RECORDS Start Marker
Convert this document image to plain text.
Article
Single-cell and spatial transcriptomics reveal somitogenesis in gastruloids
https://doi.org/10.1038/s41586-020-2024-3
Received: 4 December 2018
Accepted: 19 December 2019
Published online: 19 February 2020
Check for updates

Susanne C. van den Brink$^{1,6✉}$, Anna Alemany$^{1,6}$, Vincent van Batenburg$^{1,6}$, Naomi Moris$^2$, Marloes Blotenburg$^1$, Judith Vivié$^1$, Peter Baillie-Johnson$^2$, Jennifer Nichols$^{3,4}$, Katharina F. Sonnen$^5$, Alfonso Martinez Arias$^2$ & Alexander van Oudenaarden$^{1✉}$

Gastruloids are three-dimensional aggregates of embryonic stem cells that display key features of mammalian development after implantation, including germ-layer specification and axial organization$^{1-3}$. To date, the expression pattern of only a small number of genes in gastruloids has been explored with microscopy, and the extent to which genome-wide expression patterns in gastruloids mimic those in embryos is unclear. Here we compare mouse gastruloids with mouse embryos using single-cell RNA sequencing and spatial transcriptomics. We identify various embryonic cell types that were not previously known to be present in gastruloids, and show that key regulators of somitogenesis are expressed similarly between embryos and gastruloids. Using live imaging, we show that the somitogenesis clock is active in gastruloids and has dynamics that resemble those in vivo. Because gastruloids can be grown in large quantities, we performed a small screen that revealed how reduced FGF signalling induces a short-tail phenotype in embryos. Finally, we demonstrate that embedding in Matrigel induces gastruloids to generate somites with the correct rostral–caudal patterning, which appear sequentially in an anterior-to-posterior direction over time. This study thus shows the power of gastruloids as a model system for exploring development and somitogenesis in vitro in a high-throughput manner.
RECORDS End Marker
• YOUR TASK: Each line of the data is to be retyped exactly.

• RESPONSE:
Convert this document image to plain text.
Article
Single-cell and spatial transcriptomics reveal somitogenesis in gastruloids
https://doi.org/10.1038/s41586-020-2024-3
Received: 4 December 2018
Accepted: 19 December 2019
Published online: 19 February 2020
Check for updates

Susanne C. van den Brink$^{1,6✉}$, Anna Alemany$^{1,6}$, Vincent van Batenburg$^{1,6}$, Naomi Moris$^2$, Marloes Blotenburg$^1$, Judith Vivié$^1$, Peter Baillie-Johnson$^2$, Jennifer Nichols$^{3,4}$, Katharina F. Sonnen$^5$, Alfonso Martinez Arias$^2$ & Alexander van Oudenaarden$^{1✉}$

Gastruloids are three-dimensional aggregates of embryonic stem cells that display key features of mammalian development after implantation, including germ-layer specification and axial organization$^{1-3}$. To date, the expression pattern of only a small number of genes in gastruloids has been explored with microscopy, and the extent to which genome-wide expression patterns in gastruloids mimic those in embryos is unclear. Here we compare mouse gastruloids with mouse embryos using single-cell RNA sequencing and spatial transcriptomics. We identify various embryonic cell types that were not previously known to be present in gastruloids, and show that key regulators of somitogenesis are expressed similarly between embryos and gastruloids. Using live imaging, we show that the somitogenesis clock is active in gastruloids and has dynamics that resemble those in vivo. Because gastruloids can be grown in large quantities, we performed a small screen that revealed how reduced FGF signalling induces a short-tail phenotype in embryos. Finally, we demonstrate that embedding in Matrigel induces gastruloids to generate somites with the correct rostral–caudal patterning, which appear sequentially in an anterior-to-posterior direction over time. This study thus shows the power of gastruloids as a model system for exploring development and somitogenesis in vitro in a high-throughput manner.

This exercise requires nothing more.